INFORMATION PROVIDED.
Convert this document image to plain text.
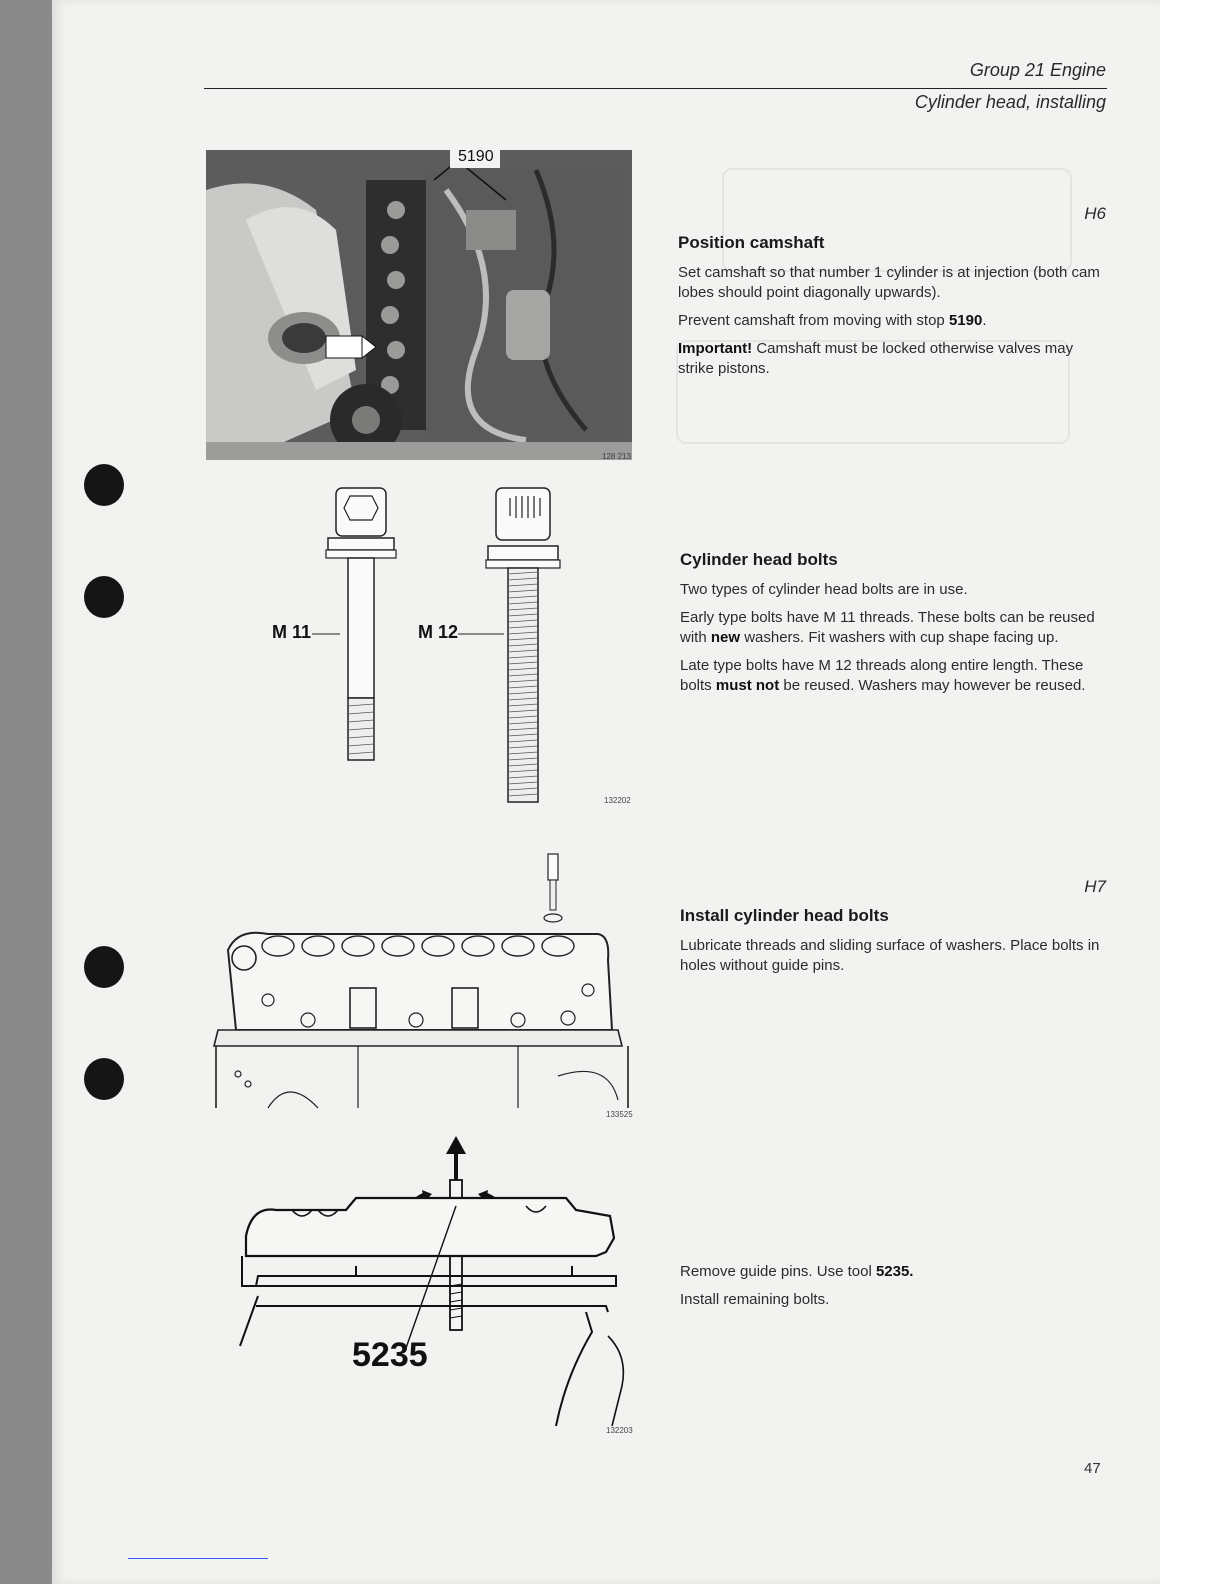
Group 21 Engine
Cylinder head, installing
5190
128 213
M 11	M 12
132202
133525
5235
132203
H6
Position camshaft

Set camshaft so that number 1 cylinder is at injection (both cam lobes should point diagonally upwards).

Prevent camshaft from moving with stop 5190.

Important! Camshaft must be locked otherwise valves may strike pistons.

Cylinder head bolts

Two types of cylinder head bolts are in use.

Early type bolts have M 11 threads. These bolts can be reused with new washers. Fit washers with cup shape facing up.

Late type bolts have M 12 threads along entire length. These bolts must not be reused. Washers may however be reused.

H7
Install cylinder head bolts

Lubricate threads and sliding surface of washers. Place bolts in holes without guide pins.

Remove guide pins. Use tool 5235.

Install remaining bolts.

47
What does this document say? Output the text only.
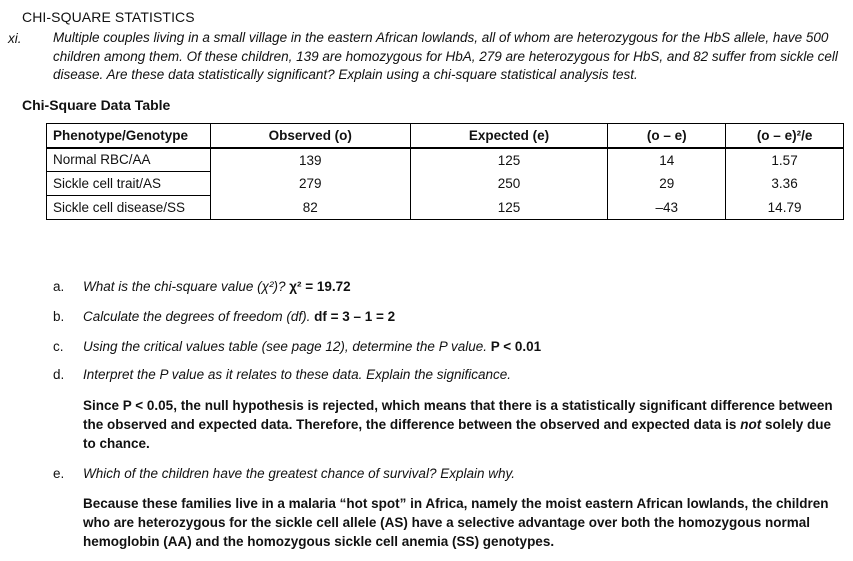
CHI-SQUARE STATISTICS
xi. Multiple couples living in a small village in the eastern African lowlands, all of whom are heterozygous for the HbS allele, have 500 children among them. Of these children, 139 are homozygous for HbA, 279 are heterozygous for HbS, and 82 suffer from sickle cell disease. Are these data statistically significant? Explain using a chi-square statistical analysis test.
Chi-Square Data Table
Phenotype/Genotype	Observed (o)	Expected (e)	(o – e)	(o – e)²/e
Normal RBC/AA	139	125	14	1.57
Sickle cell trait/AS	279	250	29	3.36
Sickle cell disease/SS	82	125	–43	14.79
a.	What is the chi-square value (χ²)? χ² = 19.72
b.	Calculate the degrees of freedom (df). df = 3 – 1 = 2
c.	Using the critical values table (see page 12), determine the P value. P < 0.01
d.	Interpret the P value as it relates to these data. Explain the significance.
Since P < 0.05, the null hypothesis is rejected, which means that there is a statistically significant difference between the observed and expected data. Therefore, the difference between the observed and expected data is not solely due to chance.
e.	Which of the children have the greatest chance of survival? Explain why.
Because these families live in a malaria “hot spot” in Africa, namely the moist eastern African lowlands, the children who are heterozygous for the sickle cell allele (AS) have a selective advantage over both the homozygous normal hemoglobin (AA) and the homozygous sickle cell anemia (SS) genotypes.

WHAT NEEDS TO BE DONE. Write out the records above once more, word for word, with no pictures.

CORRECT OUTPUT.
Convert this document image to plain text.
Group 21 Engine
Cylinder head, installing
5190
128 213
M 11	M 12
132202
133525
5235
132203
H6
Position camshaft

Set camshaft so that number 1 cylinder is at injection (both cam lobes should point diagonally upwards).

Prevent camshaft from moving with stop 5190.

Important! Camshaft must be locked otherwise valves may strike pistons.

Cylinder head bolts

Two types of cylinder head bolts are in use.

Early type bolts have M 11 threads. These bolts can be reused with new washers. Fit washers with cup shape facing up.

Late type bolts have M 12 threads along entire length. These bolts must not be reused. Washers may however be reused.

H7
Install cylinder head bolts

Lubricate threads and sliding surface of washers. Place bolts in holes without guide pins.

Remove guide pins. Use tool 5235.

Install remaining bolts.

47
What does this document say? Output the text only.
CHI-SQUARE STATISTICS
xi. Multiple couples living in a small village in the eastern African lowlands, all of whom are heterozygous for the HbS allele, have 500 children among them. Of these children, 139 are homozygous for HbA, 279 are heterozygous for HbS, and 82 suffer from sickle cell disease. Are these data statistically significant? Explain using a chi-square statistical analysis test.
Chi-Square Data Table
Phenotype/Genotype	Observed (o)	Expected (e)	(o – e)	(o – e)²/e
Normal RBC/AA	139	125	14	1.57
Sickle cell trait/AS	279	250	29	3.36
Sickle cell disease/SS	82	125	–43	14.79
a.	What is the chi-square value (χ²)? χ² = 19.72
b.	Calculate the degrees of freedom (df). df = 3 – 1 = 2
c.	Using the critical values table (see page 12), determine the P value. P < 0.01
d.	Interpret the P value as it relates to these data. Explain the significance.
Since P < 0.05, the null hypothesis is rejected, which means that there is a statistically significant difference between the observed and expected data. Therefore, the difference between the observed and expected data is not solely due to chance.
e.	Which of the children have the greatest chance of survival? Explain why.
Because these families live in a malaria “hot spot” in Africa, namely the moist eastern African lowlands, the children who are heterozygous for the sickle cell allele (AS) have a selective advantage over both the homozygous normal hemoglobin (AA) and the homozygous sickle cell anemia (SS) genotypes.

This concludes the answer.